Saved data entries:
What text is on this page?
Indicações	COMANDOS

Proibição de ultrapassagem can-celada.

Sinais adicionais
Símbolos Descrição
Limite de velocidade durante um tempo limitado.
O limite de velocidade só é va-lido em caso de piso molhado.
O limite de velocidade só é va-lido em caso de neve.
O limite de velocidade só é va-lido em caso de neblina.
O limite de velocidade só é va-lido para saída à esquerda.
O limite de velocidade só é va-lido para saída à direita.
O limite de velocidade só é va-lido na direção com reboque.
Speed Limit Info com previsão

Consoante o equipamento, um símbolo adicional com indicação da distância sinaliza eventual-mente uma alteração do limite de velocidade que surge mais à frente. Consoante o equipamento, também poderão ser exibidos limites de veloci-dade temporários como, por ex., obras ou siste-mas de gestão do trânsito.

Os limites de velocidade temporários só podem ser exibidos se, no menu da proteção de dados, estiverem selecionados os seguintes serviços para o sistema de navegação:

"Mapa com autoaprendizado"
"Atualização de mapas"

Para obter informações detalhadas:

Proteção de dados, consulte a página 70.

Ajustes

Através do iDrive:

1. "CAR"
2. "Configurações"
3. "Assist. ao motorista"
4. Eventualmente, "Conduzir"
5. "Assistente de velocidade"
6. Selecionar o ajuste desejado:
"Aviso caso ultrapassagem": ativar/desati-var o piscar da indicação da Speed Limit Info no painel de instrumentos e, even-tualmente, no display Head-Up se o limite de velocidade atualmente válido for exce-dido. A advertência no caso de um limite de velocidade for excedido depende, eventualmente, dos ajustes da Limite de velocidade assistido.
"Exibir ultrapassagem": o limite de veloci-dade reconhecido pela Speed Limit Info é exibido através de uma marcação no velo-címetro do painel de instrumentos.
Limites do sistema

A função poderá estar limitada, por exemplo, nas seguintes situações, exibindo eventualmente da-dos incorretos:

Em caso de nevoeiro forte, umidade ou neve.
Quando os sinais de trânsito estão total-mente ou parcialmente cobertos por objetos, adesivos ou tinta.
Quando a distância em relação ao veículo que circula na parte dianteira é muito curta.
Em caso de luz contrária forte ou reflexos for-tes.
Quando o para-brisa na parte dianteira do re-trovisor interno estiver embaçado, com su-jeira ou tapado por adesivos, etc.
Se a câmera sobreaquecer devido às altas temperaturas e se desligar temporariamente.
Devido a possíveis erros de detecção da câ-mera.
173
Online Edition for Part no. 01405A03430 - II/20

What to do:
From the entries above, copy every line containing the word "sistema".

Task result:
Os limites de velocidade temporários só podem ser exibidos se, no menu da proteção de dados, estiverem selecionados os seguintes serviços para o sistema de navegação:
Limites do sistema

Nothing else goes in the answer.